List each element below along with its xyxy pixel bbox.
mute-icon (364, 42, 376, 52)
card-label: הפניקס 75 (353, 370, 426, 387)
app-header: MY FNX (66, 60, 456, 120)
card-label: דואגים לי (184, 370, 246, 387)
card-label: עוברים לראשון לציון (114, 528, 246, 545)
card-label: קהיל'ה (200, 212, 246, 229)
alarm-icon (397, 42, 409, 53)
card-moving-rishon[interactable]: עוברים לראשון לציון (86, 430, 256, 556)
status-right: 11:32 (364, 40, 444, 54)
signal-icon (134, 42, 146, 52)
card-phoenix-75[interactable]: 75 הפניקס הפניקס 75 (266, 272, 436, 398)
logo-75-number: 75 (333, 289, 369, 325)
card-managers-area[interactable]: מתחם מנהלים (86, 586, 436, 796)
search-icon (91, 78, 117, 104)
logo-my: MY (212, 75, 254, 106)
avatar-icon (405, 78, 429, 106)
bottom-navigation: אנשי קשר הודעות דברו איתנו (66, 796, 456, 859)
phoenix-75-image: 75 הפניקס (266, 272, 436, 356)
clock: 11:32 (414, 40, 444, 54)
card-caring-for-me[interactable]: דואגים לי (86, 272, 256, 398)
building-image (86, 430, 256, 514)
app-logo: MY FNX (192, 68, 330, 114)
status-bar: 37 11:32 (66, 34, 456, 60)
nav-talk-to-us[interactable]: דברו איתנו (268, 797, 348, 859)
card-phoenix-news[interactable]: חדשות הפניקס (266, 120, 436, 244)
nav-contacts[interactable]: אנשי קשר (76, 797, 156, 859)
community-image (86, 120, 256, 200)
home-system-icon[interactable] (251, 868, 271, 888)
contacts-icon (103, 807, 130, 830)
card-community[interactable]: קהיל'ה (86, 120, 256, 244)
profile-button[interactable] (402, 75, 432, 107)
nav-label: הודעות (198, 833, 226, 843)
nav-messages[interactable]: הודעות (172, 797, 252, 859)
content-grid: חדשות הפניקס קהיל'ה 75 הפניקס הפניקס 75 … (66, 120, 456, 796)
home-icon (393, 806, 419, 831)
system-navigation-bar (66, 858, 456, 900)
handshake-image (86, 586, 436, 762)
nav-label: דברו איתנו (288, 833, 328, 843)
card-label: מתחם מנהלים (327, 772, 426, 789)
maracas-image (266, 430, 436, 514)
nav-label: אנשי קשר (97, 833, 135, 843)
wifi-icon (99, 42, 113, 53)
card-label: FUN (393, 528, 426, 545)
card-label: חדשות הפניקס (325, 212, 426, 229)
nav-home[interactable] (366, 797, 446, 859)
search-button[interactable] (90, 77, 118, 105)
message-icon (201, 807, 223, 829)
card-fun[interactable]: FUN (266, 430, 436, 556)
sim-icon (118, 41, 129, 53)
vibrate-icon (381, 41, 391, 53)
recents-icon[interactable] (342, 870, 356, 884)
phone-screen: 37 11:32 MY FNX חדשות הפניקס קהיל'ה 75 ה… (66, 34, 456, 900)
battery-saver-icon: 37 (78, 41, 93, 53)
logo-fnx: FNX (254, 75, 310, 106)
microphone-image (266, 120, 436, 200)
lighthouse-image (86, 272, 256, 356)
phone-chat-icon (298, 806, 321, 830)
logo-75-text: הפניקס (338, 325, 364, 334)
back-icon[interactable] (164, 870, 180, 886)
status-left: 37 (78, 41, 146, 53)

··········

§ Problem to work on
Reproduce the listing above from its first line down to the line containing "profile-button[interactable] (402, 75, 432, 107)", including both of those lines.

§ Written reply
List each element below along with its xyxy pixel bbox.
mute-icon (364, 42, 376, 52)
card-label: הפניקס 75 (353, 370, 426, 387)
app-header: MY FNX (66, 60, 456, 120)
card-label: דואגים לי (184, 370, 246, 387)
card-label: עוברים לראשון לציון (114, 528, 246, 545)
card-label: קהיל'ה (200, 212, 246, 229)
alarm-icon (397, 42, 409, 53)
card-moving-rishon[interactable]: עוברים לראשון לציון (86, 430, 256, 556)
status-right: 11:32 (364, 40, 444, 54)
signal-icon (134, 42, 146, 52)
card-phoenix-75[interactable]: 75 הפניקס הפניקס 75 (266, 272, 436, 398)
logo-75-number: 75 (333, 289, 369, 325)
card-managers-area[interactable]: מתחם מנהלים (86, 586, 436, 796)
search-icon (91, 78, 117, 104)
logo-my: MY (212, 75, 254, 106)
avatar-icon (405, 78, 429, 106)
bottom-navigation: אנשי קשר הודעות דברו איתנו (66, 796, 456, 859)
phoenix-75-image: 75 הפניקס (266, 272, 436, 356)
clock: 11:32 (414, 40, 444, 54)
card-caring-for-me[interactable]: דואגים לי (86, 272, 256, 398)
building-image (86, 430, 256, 514)
app-logo: MY FNX (192, 68, 330, 114)
status-bar: 37 11:32 (66, 34, 456, 60)
nav-talk-to-us[interactable]: דברו איתנו (268, 797, 348, 859)
card-phoenix-news[interactable]: חדשות הפניקס (266, 120, 436, 244)
nav-contacts[interactable]: אנשי קשר (76, 797, 156, 859)
community-image (86, 120, 256, 200)
home-system-icon[interactable] (251, 868, 271, 888)
contacts-icon (103, 807, 130, 830)
card-community[interactable]: קהיל'ה (86, 120, 256, 244)
profile-button[interactable] (402, 75, 432, 107)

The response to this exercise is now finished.